- **YOUR TASK**
Where a line contains the word "data", copy that line in full.

- **RECORDS SUPPLIED**
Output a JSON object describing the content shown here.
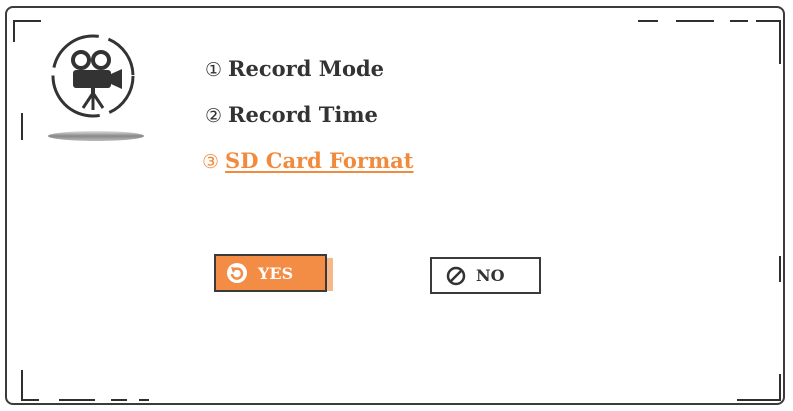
{
  "menu": {
    "items": [
      {
        "num": "①",
        "label": "Record Mode"
      },
      {
        "num": "②",
        "label": "Record Time"
      },
      {
        "num": "③",
        "label": "SD Card Format"
      }
    ],
    "active_index": 2
  },
  "dialog": {
    "yes_label": "YES",
    "no_label": "NO"
  },
  "icons": {
    "mode_icon": "video-camera-icon",
    "yes_icon": "refresh-icon",
    "no_icon": "cancel-icon"
  },
  "colors": {
    "accent": "#f28a3d",
    "text": "#333333",
    "frame": "#3b3b3b"
  }
}
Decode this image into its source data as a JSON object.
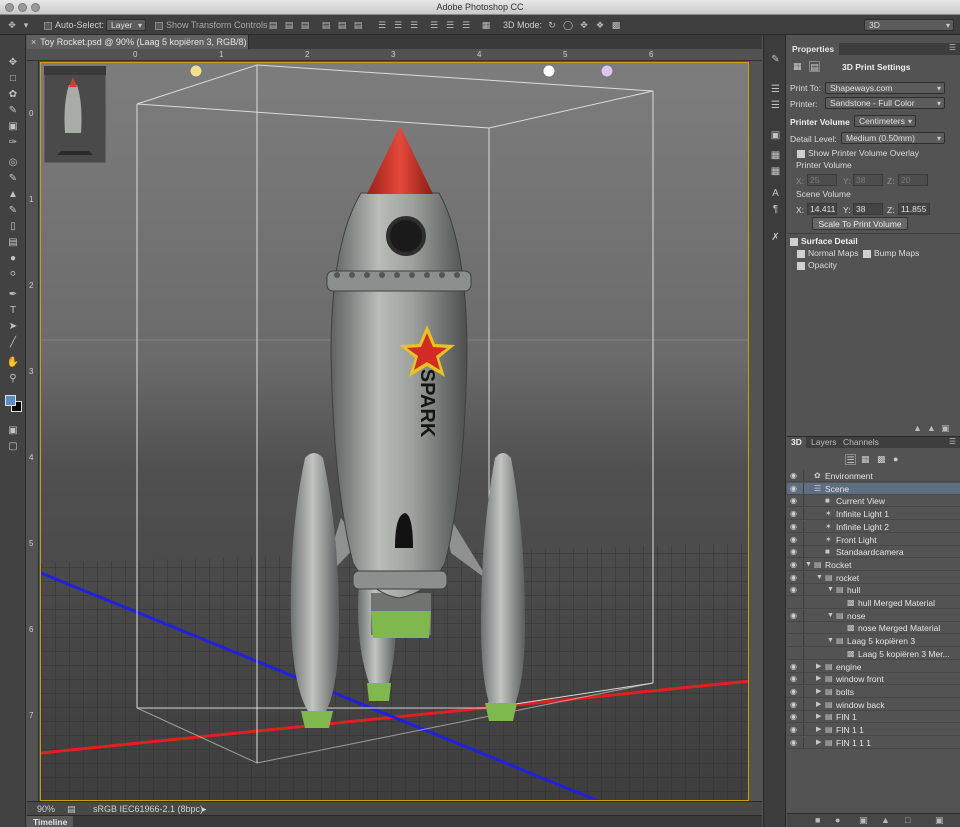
{
  "window": {
    "title": "Adobe Photoshop CC"
  },
  "options_bar": {
    "auto_select_label": "Auto-Select:",
    "auto_select_value": "Layer",
    "show_transform_label": "Show Transform Controls",
    "mode_3d_label": "3D Mode:",
    "workspace": "3D"
  },
  "document": {
    "tab_title": "Toy Rocket.psd @ 90% (Laag 5 kopiëren 3, RGB/8) *",
    "ruler_h": [
      "0",
      "1",
      "2",
      "3",
      "4",
      "5",
      "6"
    ],
    "ruler_v": [
      "0",
      "1",
      "2",
      "3",
      "4",
      "5",
      "6",
      "7"
    ],
    "rocket_label": "SPARK"
  },
  "status_bar": {
    "zoom": "90%",
    "profile": "sRGB IEC61966-2.1 (8bpc)"
  },
  "timeline": {
    "label": "Timeline"
  },
  "properties": {
    "panel_tab": "Properties",
    "section_title": "3D Print Settings",
    "print_to_label": "Print To:",
    "print_to_value": "Shapeways.com",
    "printer_label": "Printer:",
    "printer_value": "Sandstone - Full Color",
    "printer_volume_label": "Printer Volume",
    "unit_value": "Centimeters",
    "detail_level_label": "Detail Level:",
    "detail_level_value": "Medium (0.50mm)",
    "show_overlay_label": "Show Printer Volume Overlay",
    "printer_volume_sub_label": "Printer Volume",
    "printer_volume": {
      "x": "25",
      "y": "38",
      "z": "20"
    },
    "scene_volume_label": "Scene Volume",
    "scene_volume": {
      "x": "14.411",
      "y": "38",
      "z": "11.855"
    },
    "axis_labels": {
      "x": "X:",
      "y": "Y:",
      "z": "Z:"
    },
    "scale_button": "Scale To Print Volume",
    "surface_detail_label": "Surface Detail",
    "normal_maps_label": "Normal Maps",
    "bump_maps_label": "Bump Maps",
    "opacity_label": "Opacity"
  },
  "layers_panel": {
    "tabs": [
      "3D",
      "Layers",
      "Channels"
    ],
    "rows": [
      {
        "label": "Environment",
        "indent": 0,
        "icon": "environment",
        "twirl": false,
        "selected": false,
        "eye": true
      },
      {
        "label": "Scene",
        "indent": 0,
        "icon": "scene",
        "twirl": false,
        "selected": true,
        "eye": true
      },
      {
        "label": "Current View",
        "indent": 1,
        "icon": "camera",
        "twirl": false,
        "selected": false,
        "eye": true
      },
      {
        "label": "Infinite Light 1",
        "indent": 1,
        "icon": "light",
        "twirl": false,
        "selected": false,
        "eye": true
      },
      {
        "label": "Infinite Light 2",
        "indent": 1,
        "icon": "light",
        "twirl": false,
        "selected": false,
        "eye": true
      },
      {
        "label": "Front Light",
        "indent": 1,
        "icon": "light",
        "twirl": false,
        "selected": false,
        "eye": true
      },
      {
        "label": "Standaardcamera",
        "indent": 1,
        "icon": "camera",
        "twirl": false,
        "selected": false,
        "eye": true
      },
      {
        "label": "Rocket",
        "indent": 0,
        "icon": "folder",
        "twirl": "open",
        "selected": false,
        "eye": true
      },
      {
        "label": "rocket",
        "indent": 1,
        "icon": "folder",
        "twirl": "open",
        "selected": false,
        "eye": true
      },
      {
        "label": "hull",
        "indent": 2,
        "icon": "folder",
        "twirl": "open",
        "selected": false,
        "eye": true
      },
      {
        "label": "hull Merged Material",
        "indent": 3,
        "icon": "material",
        "twirl": false,
        "selected": false,
        "eye": false
      },
      {
        "label": "nose",
        "indent": 2,
        "icon": "folder",
        "twirl": "open",
        "selected": false,
        "eye": true
      },
      {
        "label": "nose Merged Material",
        "indent": 3,
        "icon": "material",
        "twirl": false,
        "selected": false,
        "eye": false
      },
      {
        "label": "Laag 5 kopiëren 3",
        "indent": 2,
        "icon": "folder",
        "twirl": "open",
        "selected": false,
        "eye": false
      },
      {
        "label": "Laag 5 kopiëren 3 Mer...",
        "indent": 3,
        "icon": "material",
        "twirl": false,
        "selected": false,
        "eye": false
      },
      {
        "label": "engine",
        "indent": 1,
        "icon": "folder",
        "twirl": "closed",
        "selected": false,
        "eye": true
      },
      {
        "label": "window front",
        "indent": 1,
        "icon": "folder",
        "twirl": "closed",
        "selected": false,
        "eye": true
      },
      {
        "label": "bolts",
        "indent": 1,
        "icon": "folder",
        "twirl": "closed",
        "selected": false,
        "eye": true
      },
      {
        "label": "window back",
        "indent": 1,
        "icon": "folder",
        "twirl": "closed",
        "selected": false,
        "eye": true
      },
      {
        "label": "FIN 1",
        "indent": 1,
        "icon": "folder",
        "twirl": "closed",
        "selected": false,
        "eye": true
      },
      {
        "label": "FIN 1 1",
        "indent": 1,
        "icon": "folder",
        "twirl": "closed",
        "selected": false,
        "eye": true
      },
      {
        "label": "FIN 1 1 1",
        "indent": 1,
        "icon": "folder",
        "twirl": "closed",
        "selected": false,
        "eye": true
      }
    ]
  },
  "colors": {
    "foreground": "#5a8cc8",
    "background": "#000000",
    "selection": "#5e6e80",
    "canvas_border": "#c9a100",
    "nose_red": "#d63a2e",
    "star_red": "#d42a26",
    "star_yellow": "#e8c41d",
    "grid_red_axis": "#e02020",
    "grid_blue_axis": "#2020e0"
  }
}
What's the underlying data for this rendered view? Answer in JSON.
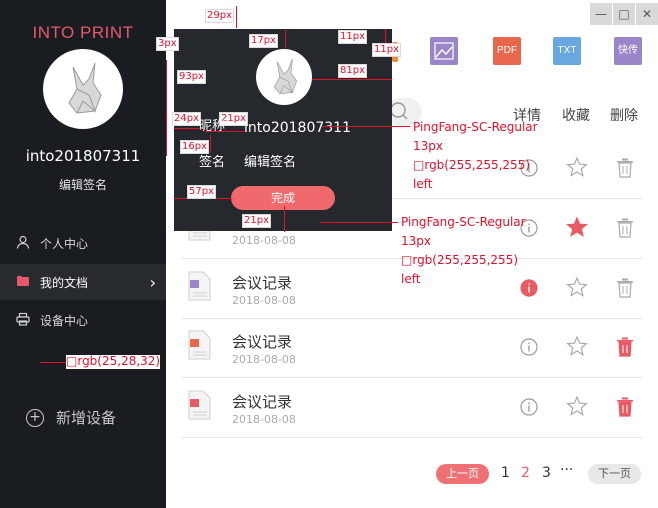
{
  "sidebar": {
    "brand": "INTO PRINT",
    "username": "into201807311",
    "edit_signature": "编辑签名",
    "nav": [
      {
        "label": "个人中心",
        "icon": "person-icon"
      },
      {
        "label": "我的文档",
        "icon": "folder-icon"
      },
      {
        "label": "设备中心",
        "icon": "printer-icon"
      }
    ],
    "add_device": "新增设备"
  },
  "window": {
    "minimize": "—",
    "maximize": "□",
    "close": "✕"
  },
  "toolbar": {
    "pdf": "PDF",
    "txt": "TXT",
    "send": "快传"
  },
  "columns": {
    "detail": "详情",
    "favorite": "收藏",
    "delete": "删除"
  },
  "rows": [
    {
      "title": "",
      "date": "",
      "favorite": false,
      "info_active": false,
      "delete_active": false,
      "type": "doc"
    },
    {
      "title": "",
      "date": "2018-08-08",
      "favorite": true,
      "info_active": false,
      "delete_active": false,
      "type": "doc"
    },
    {
      "title": "会议记录",
      "date": "2018-08-08",
      "favorite": false,
      "info_active": true,
      "delete_active": false,
      "type": "image"
    },
    {
      "title": "会议记录",
      "date": "2018-08-08",
      "favorite": false,
      "info_active": false,
      "delete_active": true,
      "type": "ppt"
    },
    {
      "title": "会议记录",
      "date": "2018-08-08",
      "favorite": false,
      "info_active": false,
      "delete_active": true,
      "type": "pdf"
    }
  ],
  "pagination": {
    "prev": "上一页",
    "pages": [
      "1",
      "2",
      "3"
    ],
    "current": "2",
    "dots": "···",
    "next": "下一页"
  },
  "popup": {
    "username": "into201807311",
    "signature_label": "签名",
    "signature_value": "编辑签名",
    "done": "完成"
  },
  "annotations": {
    "m29": "29px",
    "m3": "3px",
    "m93": "93px",
    "m17": "17px",
    "m11a": "11px",
    "m11b": "11px",
    "m81": "81px",
    "m24": "24px",
    "m21a": "21px",
    "m16": "16px",
    "m57": "57px",
    "m21b": "21px",
    "font1": "PingFang-SC-Regular",
    "size1": "13px",
    "color1": "rgb(255,255,255)",
    "align1": "left",
    "font2": "PingFang-SC-Regular",
    "size2": "13px",
    "color2": "rgb(255,255,255)",
    "align2": "left",
    "sidebar_color": "rgb(25,28,32)",
    "name_fragment": "昵称"
  },
  "colors": {
    "accent": "#f06a6d",
    "sidebar": "#191c20",
    "popup": "#25282d",
    "annotation": "#e0102a"
  }
}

- **SOLVED PROBLEM**
Decode this image into its source data as a JSON object.
What's the underlying data for this rendered view? Answer in JSON.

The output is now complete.